WHAT IS ASKED :: Show every line containing "Kickoff" by copying it.

DATA FOR THE TASK ::
╔══

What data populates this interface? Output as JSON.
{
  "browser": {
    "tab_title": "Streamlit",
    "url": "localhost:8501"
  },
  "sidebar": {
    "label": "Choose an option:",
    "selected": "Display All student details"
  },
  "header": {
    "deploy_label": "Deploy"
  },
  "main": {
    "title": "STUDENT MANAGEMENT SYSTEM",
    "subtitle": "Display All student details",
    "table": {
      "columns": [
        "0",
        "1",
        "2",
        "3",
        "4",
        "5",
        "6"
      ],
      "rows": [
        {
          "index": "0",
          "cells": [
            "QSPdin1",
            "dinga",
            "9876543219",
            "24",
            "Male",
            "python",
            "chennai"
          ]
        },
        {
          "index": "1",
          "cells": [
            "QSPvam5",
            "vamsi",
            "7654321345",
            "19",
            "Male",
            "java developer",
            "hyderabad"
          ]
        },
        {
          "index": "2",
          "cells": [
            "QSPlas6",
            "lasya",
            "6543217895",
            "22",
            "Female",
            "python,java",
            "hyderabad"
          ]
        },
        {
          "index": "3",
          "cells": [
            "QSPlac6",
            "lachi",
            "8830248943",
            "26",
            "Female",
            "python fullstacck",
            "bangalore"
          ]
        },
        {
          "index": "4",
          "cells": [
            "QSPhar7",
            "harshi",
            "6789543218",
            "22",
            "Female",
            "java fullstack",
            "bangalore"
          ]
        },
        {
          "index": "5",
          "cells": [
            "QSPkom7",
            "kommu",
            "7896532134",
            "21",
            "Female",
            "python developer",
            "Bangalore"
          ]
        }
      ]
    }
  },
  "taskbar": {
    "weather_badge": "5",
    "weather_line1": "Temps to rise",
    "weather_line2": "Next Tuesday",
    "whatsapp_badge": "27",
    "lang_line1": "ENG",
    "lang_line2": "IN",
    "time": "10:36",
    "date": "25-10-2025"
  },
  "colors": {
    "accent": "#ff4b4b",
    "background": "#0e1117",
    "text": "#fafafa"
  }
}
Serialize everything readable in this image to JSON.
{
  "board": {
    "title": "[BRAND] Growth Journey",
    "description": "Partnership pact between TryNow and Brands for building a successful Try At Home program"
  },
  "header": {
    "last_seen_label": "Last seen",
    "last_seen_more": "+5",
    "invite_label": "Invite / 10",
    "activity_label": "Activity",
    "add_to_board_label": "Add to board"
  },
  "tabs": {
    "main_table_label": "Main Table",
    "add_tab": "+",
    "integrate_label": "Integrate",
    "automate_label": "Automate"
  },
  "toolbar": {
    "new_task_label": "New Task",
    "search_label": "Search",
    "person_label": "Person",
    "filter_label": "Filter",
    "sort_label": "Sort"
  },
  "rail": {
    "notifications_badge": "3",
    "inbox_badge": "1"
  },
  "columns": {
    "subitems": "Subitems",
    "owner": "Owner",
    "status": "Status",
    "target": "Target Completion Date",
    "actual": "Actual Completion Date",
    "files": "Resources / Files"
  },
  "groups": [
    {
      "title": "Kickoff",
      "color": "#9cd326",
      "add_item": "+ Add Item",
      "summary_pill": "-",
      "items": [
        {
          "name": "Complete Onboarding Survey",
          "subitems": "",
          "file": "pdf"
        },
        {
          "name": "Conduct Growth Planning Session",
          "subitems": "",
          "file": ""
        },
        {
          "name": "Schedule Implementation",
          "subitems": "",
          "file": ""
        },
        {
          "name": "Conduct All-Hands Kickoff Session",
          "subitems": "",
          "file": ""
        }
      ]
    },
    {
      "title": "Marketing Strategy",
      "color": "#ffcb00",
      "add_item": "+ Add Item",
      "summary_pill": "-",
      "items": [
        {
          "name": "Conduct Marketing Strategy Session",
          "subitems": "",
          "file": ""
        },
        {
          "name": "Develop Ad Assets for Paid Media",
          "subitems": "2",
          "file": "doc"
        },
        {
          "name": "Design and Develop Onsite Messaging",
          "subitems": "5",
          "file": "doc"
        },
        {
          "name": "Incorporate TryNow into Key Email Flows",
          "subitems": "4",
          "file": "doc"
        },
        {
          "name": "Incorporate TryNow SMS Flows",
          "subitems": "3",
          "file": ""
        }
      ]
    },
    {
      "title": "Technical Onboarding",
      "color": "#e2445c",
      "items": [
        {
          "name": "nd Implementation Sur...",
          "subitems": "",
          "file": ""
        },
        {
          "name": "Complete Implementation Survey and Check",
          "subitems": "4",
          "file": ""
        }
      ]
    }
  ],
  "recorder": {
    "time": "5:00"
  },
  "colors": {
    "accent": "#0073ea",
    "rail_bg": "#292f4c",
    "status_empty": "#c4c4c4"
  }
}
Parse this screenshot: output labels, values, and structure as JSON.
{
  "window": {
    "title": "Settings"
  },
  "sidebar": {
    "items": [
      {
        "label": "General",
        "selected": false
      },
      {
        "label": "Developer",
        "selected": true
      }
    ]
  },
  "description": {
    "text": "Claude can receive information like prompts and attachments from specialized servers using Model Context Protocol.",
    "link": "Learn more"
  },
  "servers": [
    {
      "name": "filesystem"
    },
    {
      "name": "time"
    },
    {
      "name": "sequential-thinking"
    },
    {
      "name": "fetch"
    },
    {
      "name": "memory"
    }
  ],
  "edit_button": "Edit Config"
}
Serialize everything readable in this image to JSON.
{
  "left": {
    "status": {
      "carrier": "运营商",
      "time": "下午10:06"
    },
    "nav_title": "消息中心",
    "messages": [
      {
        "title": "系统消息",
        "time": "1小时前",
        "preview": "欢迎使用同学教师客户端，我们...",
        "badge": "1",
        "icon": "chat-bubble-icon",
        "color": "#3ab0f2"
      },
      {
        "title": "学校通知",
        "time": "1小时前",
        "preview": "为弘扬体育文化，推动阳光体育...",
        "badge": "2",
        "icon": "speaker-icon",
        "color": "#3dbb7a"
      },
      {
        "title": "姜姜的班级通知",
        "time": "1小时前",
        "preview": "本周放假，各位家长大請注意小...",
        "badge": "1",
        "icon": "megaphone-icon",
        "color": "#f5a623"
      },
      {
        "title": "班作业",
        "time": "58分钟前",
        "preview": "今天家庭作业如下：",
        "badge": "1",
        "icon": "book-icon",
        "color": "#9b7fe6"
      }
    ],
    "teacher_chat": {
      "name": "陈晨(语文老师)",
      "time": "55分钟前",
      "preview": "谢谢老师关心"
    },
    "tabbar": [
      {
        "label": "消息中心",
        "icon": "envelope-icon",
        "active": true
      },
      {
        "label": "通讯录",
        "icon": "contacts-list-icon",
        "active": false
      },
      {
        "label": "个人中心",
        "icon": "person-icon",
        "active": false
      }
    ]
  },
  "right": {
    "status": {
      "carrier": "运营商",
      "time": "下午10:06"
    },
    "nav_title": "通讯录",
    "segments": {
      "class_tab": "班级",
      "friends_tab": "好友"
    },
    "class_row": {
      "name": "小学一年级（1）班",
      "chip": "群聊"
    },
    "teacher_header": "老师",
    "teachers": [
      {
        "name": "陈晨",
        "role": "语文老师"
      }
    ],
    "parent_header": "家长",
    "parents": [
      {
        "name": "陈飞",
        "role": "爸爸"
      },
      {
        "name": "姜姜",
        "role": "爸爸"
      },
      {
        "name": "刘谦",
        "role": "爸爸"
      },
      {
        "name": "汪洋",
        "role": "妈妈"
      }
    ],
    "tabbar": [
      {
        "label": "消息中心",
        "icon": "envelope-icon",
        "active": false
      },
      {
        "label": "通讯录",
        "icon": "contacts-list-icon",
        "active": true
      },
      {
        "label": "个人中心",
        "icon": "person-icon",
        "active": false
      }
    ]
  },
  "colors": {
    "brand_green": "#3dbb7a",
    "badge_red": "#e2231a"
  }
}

╚══

OUTPUT OF THE EXERCISE ::
      "title": "Kickoff",
          "name": "Conduct All-Hands Kickoff Session",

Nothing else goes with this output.